— START —

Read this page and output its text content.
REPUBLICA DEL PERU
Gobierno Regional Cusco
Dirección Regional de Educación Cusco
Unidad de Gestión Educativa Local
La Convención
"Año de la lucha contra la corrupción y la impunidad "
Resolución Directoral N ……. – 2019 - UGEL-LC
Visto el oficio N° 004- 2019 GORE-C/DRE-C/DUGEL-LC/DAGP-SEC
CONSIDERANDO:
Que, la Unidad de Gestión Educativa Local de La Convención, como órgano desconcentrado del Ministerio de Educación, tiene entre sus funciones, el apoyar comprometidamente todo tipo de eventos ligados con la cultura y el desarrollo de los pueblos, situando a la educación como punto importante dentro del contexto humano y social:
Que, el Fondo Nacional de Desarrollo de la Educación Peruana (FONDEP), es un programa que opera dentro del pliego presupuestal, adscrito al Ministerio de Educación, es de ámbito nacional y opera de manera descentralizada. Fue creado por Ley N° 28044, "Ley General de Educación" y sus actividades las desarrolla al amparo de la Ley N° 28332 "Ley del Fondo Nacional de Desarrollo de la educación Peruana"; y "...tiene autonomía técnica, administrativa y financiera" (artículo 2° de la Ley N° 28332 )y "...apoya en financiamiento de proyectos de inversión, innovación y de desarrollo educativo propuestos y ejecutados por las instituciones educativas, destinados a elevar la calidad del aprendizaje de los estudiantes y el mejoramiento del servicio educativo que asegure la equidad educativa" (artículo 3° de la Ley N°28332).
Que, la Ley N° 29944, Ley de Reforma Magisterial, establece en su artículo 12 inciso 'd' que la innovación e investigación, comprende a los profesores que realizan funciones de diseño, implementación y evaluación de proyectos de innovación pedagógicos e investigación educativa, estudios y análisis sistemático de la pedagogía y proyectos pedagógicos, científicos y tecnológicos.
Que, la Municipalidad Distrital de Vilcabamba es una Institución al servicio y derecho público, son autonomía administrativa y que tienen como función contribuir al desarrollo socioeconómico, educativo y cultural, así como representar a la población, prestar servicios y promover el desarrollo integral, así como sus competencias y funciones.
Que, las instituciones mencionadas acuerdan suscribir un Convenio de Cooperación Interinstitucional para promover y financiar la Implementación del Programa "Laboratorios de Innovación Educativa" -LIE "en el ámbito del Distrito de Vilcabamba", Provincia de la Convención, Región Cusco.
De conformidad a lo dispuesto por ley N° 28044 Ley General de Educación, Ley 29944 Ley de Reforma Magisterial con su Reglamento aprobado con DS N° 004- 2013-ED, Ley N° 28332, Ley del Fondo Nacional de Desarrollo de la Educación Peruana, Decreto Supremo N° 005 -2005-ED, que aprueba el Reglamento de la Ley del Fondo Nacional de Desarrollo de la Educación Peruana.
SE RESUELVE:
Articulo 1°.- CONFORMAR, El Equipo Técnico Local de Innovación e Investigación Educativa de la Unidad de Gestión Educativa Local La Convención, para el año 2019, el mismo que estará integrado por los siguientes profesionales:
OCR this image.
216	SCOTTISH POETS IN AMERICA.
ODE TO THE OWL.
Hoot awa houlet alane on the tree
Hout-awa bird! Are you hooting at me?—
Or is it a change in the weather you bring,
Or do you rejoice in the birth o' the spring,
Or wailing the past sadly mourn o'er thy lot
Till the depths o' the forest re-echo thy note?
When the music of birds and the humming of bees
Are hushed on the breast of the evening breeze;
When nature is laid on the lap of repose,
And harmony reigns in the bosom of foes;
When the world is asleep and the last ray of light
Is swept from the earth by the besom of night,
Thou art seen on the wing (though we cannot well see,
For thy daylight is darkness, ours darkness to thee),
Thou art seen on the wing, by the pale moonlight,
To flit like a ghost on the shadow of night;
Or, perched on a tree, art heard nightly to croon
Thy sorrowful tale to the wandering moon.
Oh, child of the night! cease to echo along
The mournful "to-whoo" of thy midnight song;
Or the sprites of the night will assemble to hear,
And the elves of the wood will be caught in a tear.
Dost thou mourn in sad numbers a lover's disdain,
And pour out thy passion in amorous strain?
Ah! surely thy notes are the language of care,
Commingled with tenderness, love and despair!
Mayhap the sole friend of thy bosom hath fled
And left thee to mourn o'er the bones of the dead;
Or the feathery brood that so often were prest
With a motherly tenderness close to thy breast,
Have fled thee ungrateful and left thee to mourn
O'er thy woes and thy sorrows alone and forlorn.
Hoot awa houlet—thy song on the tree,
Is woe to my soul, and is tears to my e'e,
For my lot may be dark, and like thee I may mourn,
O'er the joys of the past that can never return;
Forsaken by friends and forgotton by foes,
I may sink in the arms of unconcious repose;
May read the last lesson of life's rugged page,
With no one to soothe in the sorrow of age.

— END —

PROMPT:
Using the records above, copy every line that has the word "like" in it.

OUTPUT OF THE EXERCISE:
To flit like a ghost on the shadow of night;
For my lot may be dark, and like thee I may mourn,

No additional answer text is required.